[start of Records to process]
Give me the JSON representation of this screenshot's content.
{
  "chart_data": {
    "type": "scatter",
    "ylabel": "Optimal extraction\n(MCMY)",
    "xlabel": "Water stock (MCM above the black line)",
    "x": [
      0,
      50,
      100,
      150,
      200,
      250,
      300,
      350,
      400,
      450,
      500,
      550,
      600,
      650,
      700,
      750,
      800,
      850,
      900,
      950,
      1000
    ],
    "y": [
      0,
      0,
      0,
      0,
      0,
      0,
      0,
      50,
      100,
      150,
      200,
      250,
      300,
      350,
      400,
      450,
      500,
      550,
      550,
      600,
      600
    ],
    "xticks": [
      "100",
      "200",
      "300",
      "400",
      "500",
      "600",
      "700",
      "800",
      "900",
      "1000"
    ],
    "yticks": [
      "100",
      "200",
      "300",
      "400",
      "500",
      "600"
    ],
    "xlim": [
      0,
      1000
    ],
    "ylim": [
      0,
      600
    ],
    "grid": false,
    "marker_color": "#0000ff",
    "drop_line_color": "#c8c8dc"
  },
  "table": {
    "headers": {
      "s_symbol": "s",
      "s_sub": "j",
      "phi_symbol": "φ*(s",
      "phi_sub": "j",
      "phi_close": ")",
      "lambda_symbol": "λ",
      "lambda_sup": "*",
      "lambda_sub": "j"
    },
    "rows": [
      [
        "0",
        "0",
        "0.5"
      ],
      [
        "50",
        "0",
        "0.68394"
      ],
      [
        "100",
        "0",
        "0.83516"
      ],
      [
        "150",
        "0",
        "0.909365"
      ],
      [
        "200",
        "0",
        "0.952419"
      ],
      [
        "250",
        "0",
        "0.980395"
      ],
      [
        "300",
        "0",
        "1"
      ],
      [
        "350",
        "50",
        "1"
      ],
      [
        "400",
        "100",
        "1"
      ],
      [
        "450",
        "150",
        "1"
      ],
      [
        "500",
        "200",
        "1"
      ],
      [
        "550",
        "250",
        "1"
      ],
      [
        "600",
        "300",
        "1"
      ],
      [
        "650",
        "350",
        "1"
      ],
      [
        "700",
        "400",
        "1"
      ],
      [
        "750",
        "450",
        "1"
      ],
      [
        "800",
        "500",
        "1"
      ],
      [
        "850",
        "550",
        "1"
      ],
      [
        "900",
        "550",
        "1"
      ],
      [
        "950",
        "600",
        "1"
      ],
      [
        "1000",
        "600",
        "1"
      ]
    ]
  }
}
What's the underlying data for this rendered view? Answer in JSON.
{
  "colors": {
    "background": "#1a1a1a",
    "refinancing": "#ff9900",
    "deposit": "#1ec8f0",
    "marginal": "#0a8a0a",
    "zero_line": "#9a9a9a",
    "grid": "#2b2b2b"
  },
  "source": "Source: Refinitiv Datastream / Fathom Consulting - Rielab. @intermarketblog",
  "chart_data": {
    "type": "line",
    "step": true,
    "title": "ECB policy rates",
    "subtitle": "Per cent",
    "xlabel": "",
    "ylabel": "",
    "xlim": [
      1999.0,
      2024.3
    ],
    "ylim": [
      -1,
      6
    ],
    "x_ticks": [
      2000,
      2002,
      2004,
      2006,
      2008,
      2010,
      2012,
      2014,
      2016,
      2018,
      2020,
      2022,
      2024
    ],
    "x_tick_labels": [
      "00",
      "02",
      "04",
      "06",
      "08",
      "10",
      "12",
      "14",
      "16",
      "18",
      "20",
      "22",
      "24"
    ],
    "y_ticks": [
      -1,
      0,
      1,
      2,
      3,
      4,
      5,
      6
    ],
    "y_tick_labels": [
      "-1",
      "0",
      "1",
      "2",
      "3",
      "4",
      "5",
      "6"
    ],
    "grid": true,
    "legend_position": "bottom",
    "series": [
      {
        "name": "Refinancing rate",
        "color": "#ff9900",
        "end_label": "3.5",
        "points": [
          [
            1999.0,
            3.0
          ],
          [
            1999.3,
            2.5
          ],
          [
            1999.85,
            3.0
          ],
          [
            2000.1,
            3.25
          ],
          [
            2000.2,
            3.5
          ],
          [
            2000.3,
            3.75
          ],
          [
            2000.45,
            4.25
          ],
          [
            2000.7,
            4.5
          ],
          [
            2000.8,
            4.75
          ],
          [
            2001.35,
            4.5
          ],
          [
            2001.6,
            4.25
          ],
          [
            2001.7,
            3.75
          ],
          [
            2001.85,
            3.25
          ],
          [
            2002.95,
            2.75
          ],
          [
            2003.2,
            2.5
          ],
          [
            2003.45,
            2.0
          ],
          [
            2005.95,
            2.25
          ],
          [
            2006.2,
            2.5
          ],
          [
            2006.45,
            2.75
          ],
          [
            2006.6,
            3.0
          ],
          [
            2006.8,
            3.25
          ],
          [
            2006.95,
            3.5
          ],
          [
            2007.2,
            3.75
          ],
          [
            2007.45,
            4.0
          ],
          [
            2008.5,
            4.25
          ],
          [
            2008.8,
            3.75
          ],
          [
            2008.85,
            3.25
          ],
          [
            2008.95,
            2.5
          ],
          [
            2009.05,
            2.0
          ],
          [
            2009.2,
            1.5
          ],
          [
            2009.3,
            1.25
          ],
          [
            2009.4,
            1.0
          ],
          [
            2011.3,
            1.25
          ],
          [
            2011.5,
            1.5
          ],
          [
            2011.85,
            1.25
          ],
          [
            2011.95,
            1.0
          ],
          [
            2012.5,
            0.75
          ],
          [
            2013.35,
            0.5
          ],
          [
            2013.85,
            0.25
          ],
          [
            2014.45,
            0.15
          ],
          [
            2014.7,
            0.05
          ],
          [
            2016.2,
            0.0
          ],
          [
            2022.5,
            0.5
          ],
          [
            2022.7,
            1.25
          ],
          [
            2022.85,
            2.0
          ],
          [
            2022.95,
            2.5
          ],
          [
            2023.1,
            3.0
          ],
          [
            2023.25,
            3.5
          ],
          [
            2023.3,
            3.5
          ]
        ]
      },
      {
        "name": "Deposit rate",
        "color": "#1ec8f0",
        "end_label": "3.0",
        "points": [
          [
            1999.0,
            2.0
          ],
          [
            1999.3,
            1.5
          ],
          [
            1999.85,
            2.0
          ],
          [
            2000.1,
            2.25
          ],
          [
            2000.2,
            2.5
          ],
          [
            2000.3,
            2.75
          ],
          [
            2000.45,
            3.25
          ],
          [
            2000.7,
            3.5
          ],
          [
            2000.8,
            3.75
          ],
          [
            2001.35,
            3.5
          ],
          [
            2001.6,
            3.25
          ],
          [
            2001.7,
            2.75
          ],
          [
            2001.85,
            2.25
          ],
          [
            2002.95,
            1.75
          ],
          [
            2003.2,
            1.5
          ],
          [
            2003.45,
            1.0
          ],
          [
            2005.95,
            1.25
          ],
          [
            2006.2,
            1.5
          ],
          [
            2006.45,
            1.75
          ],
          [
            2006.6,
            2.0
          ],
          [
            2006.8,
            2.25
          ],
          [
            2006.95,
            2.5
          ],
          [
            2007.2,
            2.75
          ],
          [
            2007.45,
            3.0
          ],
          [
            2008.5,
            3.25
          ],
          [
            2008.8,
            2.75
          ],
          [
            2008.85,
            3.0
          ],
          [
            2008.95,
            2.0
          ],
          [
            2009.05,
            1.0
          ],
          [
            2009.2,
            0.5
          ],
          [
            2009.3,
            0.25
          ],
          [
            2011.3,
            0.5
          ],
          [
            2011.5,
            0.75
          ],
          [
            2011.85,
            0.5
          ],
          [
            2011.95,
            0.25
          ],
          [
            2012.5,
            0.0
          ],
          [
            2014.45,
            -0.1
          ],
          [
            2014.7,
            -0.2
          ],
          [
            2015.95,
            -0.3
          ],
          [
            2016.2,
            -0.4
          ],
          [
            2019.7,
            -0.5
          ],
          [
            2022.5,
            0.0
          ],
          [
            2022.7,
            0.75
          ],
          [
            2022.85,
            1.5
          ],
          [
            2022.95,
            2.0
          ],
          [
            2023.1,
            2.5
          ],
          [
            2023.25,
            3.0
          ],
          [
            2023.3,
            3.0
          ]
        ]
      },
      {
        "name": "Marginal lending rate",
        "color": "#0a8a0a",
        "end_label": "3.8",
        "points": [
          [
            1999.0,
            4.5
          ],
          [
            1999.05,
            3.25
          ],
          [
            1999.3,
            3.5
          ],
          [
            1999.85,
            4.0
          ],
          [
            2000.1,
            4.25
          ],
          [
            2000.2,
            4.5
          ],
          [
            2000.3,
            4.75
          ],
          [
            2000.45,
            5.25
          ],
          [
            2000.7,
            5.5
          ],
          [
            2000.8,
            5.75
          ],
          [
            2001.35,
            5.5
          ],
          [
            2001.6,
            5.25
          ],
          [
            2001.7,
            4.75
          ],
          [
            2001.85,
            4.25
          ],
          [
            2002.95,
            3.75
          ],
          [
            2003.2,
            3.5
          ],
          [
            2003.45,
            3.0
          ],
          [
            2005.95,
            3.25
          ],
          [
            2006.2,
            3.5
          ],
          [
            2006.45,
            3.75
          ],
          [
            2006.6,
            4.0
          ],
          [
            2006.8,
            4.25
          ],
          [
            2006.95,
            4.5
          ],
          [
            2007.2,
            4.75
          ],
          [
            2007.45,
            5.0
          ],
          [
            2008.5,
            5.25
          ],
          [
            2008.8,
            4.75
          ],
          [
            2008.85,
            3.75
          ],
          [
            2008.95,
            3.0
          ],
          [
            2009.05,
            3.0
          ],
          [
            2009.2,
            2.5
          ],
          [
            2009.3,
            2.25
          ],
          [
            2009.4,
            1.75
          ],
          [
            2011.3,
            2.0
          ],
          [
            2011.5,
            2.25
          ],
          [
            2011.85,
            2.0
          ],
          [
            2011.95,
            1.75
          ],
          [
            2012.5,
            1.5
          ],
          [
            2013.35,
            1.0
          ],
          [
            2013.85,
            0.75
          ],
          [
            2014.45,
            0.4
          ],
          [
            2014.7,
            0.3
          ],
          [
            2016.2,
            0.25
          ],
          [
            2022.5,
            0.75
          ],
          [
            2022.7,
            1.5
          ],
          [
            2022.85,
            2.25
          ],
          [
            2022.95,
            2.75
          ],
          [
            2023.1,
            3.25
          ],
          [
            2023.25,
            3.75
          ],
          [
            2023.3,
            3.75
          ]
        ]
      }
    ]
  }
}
[end of Records to process]
▶ **Set task**: Find the string "this" in the listing and return every line that holds it.

▶ **Task solution**:
Give me the JSON representation of this screenshot's content.
What's the underlying data for this rendered view? Answer in JSON.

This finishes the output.